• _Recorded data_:
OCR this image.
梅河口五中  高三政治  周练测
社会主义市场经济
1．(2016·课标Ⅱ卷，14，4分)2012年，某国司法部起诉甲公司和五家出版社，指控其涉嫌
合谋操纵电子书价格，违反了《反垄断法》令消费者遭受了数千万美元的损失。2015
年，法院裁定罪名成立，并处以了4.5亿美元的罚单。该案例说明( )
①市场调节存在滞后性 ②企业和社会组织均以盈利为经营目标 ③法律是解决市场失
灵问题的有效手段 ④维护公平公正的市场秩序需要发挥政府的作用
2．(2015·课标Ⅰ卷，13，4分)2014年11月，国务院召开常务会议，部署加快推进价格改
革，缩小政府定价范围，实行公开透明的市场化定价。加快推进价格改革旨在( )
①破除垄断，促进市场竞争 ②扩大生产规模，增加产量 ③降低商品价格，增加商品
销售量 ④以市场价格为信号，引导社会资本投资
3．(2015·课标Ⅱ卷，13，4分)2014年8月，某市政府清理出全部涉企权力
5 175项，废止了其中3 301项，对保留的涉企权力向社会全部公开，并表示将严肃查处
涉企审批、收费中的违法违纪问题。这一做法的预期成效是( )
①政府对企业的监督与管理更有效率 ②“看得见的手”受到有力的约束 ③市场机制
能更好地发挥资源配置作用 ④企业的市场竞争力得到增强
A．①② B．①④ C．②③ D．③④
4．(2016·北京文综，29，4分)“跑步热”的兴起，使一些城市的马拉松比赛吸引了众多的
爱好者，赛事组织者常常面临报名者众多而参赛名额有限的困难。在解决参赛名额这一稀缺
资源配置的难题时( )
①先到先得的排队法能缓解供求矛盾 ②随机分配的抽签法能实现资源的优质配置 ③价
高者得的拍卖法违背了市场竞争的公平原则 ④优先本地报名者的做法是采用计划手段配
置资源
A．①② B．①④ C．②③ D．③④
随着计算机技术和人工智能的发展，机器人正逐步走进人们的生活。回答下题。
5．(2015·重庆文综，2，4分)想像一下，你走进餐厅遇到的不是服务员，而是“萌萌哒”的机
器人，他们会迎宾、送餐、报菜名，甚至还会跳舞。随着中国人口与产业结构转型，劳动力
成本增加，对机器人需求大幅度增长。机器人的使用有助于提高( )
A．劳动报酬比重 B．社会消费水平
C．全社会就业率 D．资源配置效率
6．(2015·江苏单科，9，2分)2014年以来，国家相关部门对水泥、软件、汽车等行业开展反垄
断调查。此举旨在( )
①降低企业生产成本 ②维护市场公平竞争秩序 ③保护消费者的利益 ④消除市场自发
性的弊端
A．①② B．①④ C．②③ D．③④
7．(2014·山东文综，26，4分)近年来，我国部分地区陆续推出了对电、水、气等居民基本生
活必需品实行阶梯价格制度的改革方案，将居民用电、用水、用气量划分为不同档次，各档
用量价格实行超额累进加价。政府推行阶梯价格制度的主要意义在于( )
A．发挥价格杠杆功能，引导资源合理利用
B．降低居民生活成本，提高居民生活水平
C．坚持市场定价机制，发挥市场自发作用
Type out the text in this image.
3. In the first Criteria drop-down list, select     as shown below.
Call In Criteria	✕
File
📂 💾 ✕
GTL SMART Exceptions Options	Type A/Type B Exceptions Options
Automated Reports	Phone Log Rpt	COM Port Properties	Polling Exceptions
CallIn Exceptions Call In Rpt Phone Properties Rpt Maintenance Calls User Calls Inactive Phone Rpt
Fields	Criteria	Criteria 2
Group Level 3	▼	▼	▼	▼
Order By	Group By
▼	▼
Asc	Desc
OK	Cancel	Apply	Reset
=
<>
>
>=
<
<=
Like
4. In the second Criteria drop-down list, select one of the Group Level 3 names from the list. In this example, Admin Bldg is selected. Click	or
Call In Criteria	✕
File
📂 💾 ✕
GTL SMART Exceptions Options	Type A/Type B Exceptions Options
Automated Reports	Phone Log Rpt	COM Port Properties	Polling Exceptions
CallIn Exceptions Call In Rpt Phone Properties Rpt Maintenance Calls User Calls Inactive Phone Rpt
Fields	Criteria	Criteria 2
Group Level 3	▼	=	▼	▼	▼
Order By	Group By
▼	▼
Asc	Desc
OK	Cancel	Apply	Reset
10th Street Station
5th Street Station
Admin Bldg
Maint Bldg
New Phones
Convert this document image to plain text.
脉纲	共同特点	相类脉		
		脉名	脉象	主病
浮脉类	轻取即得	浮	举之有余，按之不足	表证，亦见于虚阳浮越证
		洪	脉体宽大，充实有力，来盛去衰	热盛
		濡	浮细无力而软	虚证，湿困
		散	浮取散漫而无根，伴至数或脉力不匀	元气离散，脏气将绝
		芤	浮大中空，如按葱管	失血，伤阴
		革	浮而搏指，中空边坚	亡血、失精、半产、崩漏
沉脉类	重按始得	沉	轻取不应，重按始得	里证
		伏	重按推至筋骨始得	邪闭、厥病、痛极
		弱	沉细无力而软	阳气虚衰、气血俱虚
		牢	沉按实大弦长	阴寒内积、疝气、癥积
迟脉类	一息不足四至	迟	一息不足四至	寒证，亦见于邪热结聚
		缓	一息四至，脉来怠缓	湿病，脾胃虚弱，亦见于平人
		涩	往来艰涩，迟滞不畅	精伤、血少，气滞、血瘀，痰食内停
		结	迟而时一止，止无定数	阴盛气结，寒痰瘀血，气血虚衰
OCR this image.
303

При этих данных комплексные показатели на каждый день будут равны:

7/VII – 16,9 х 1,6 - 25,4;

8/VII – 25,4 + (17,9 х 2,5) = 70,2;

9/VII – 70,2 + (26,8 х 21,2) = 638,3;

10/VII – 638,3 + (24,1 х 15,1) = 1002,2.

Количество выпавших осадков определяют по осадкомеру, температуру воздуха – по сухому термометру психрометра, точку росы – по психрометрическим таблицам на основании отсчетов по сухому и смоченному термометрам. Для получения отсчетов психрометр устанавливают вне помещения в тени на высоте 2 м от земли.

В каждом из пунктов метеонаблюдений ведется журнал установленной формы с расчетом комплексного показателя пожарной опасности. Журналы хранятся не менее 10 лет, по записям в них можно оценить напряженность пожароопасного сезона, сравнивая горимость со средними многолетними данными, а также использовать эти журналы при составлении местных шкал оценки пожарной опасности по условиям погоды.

• _Exercise aim_:
Extract each line of the listing above, copying it word for word.

• _Solution_:
OCR this image.
梅河口五中  高三政治  周练测
社会主义市场经济
1．(2016·课标Ⅱ卷，14，4分)2012年，某国司法部起诉甲公司和五家出版社，指控其涉嫌
合谋操纵电子书价格，违反了《反垄断法》令消费者遭受了数千万美元的损失。2015
年，法院裁定罪名成立，并处以了4.5亿美元的罚单。该案例说明( )
①市场调节存在滞后性 ②企业和社会组织均以盈利为经营目标 ③法律是解决市场失
灵问题的有效手段 ④维护公平公正的市场秩序需要发挥政府的作用
2．(2015·课标Ⅰ卷，13，4分)2014年11月，国务院召开常务会议，部署加快推进价格改
革，缩小政府定价范围，实行公开透明的市场化定价。加快推进价格改革旨在( )
①破除垄断，促进市场竞争 ②扩大生产规模，增加产量 ③降低商品价格，增加商品
销售量 ④以市场价格为信号，引导社会资本投资
3．(2015·课标Ⅱ卷，13，4分)2014年8月，某市政府清理出全部涉企权力
5 175项，废止了其中3 301项，对保留的涉企权力向社会全部公开，并表示将严肃查处
涉企审批、收费中的违法违纪问题。这一做法的预期成效是( )
①政府对企业的监督与管理更有效率 ②“看得见的手”受到有力的约束 ③市场机制
能更好地发挥资源配置作用 ④企业的市场竞争力得到增强
A．①② B．①④ C．②③ D．③④
4．(2016·北京文综，29，4分)“跑步热”的兴起，使一些城市的马拉松比赛吸引了众多的
爱好者，赛事组织者常常面临报名者众多而参赛名额有限的困难。在解决参赛名额这一稀缺
资源配置的难题时( )
①先到先得的排队法能缓解供求矛盾 ②随机分配的抽签法能实现资源的优质配置 ③价
高者得的拍卖法违背了市场竞争的公平原则 ④优先本地报名者的做法是采用计划手段配
置资源
A．①② B．①④ C．②③ D．③④
随着计算机技术和人工智能的发展，机器人正逐步走进人们的生活。回答下题。
5．(2015·重庆文综，2，4分)想像一下，你走进餐厅遇到的不是服务员，而是“萌萌哒”的机
器人，他们会迎宾、送餐、报菜名，甚至还会跳舞。随着中国人口与产业结构转型，劳动力
成本增加，对机器人需求大幅度增长。机器人的使用有助于提高( )
A．劳动报酬比重 B．社会消费水平
C．全社会就业率 D．资源配置效率
6．(2015·江苏单科，9，2分)2014年以来，国家相关部门对水泥、软件、汽车等行业开展反垄
断调查。此举旨在( )
①降低企业生产成本 ②维护市场公平竞争秩序 ③保护消费者的利益 ④消除市场自发
性的弊端
A．①② B．①④ C．②③ D．③④
7．(2014·山东文综，26，4分)近年来，我国部分地区陆续推出了对电、水、气等居民基本生
活必需品实行阶梯价格制度的改革方案，将居民用电、用水、用气量划分为不同档次，各档
用量价格实行超额累进加价。政府推行阶梯价格制度的主要意义在于( )
A．发挥价格杠杆功能，引导资源合理利用
B．降低居民生活成本，提高居民生活水平
C．坚持市场定价机制，发挥市场自发作用
Type out the text in this image.
3. In the first Criteria drop-down list, select     as shown below.
Call In Criteria	✕
File
📂 💾 ✕
GTL SMART Exceptions Options	Type A/Type B Exceptions Options
Automated Reports	Phone Log Rpt	COM Port Properties	Polling Exceptions
CallIn Exceptions Call In Rpt Phone Properties Rpt Maintenance Calls User Calls Inactive Phone Rpt
Fields	Criteria	Criteria 2
Group Level 3	▼	▼	▼	▼
Order By	Group By
▼	▼
Asc	Desc
OK	Cancel	Apply	Reset
=
<>
>
>=
<
<=
Like
4. In the second Criteria drop-down list, select one of the Group Level 3 names from the list. In this example, Admin Bldg is selected. Click	or
Call In Criteria	✕
File
📂 💾 ✕
GTL SMART Exceptions Options	Type A/Type B Exceptions Options
Automated Reports	Phone Log Rpt	COM Port Properties	Polling Exceptions
CallIn Exceptions Call In Rpt Phone Properties Rpt Maintenance Calls User Calls Inactive Phone Rpt
Fields	Criteria	Criteria 2
Group Level 3	▼	=	▼	▼	▼
Order By	Group By
▼	▼
Asc	Desc
OK	Cancel	Apply	Reset
10th Street Station
5th Street Station
Admin Bldg
Maint Bldg
New Phones
Convert this document image to plain text.
脉纲	共同特点	相类脉		
		脉名	脉象	主病
浮脉类	轻取即得	浮	举之有余，按之不足	表证，亦见于虚阳浮越证
		洪	脉体宽大，充实有力，来盛去衰	热盛
		濡	浮细无力而软	虚证，湿困
		散	浮取散漫而无根，伴至数或脉力不匀	元气离散，脏气将绝
		芤	浮大中空，如按葱管	失血，伤阴
		革	浮而搏指，中空边坚	亡血、失精、半产、崩漏
沉脉类	重按始得	沉	轻取不应，重按始得	里证
		伏	重按推至筋骨始得	邪闭、厥病、痛极
		弱	沉细无力而软	阳气虚衰、气血俱虚
		牢	沉按实大弦长	阴寒内积、疝气、癥积
迟脉类	一息不足四至	迟	一息不足四至	寒证，亦见于邪热结聚
		缓	一息四至，脉来怠缓	湿病，脾胃虚弱，亦见于平人
		涩	往来艰涩，迟滞不畅	精伤、血少，气滞、血瘀，痰食内停
		结	迟而时一止，止无定数	阴盛气结，寒痰瘀血，气血虚衰
OCR this image.
303

При этих данных комплексные показатели на каждый день будут равны:

7/VII – 16,9 х 1,6 - 25,4;

8/VII – 25,4 + (17,9 х 2,5) = 70,2;

9/VII – 70,2 + (26,8 х 21,2) = 638,3;

10/VII – 638,3 + (24,1 х 15,1) = 1002,2.

Количество выпавших осадков определяют по осадкомеру, температуру воздуха – по сухому термометру психрометра, точку росы – по психрометрическим таблицам на основании отсчетов по сухому и смоченному термометрам. Для получения отсчетов психрометр устанавливают вне помещения в тени на высоте 2 м от земли.

В каждом из пунктов метеонаблюдений ведется журнал установленной формы с расчетом комплексного показателя пожарной опасности. Журналы хранятся не менее 10 лет, по записям в них можно оценить напряженность пожароопасного сезона, сравнивая горимость со средними многолетними данными, а также использовать эти журналы при составлении местных шкал оценки пожарной опасности по условиям погоды.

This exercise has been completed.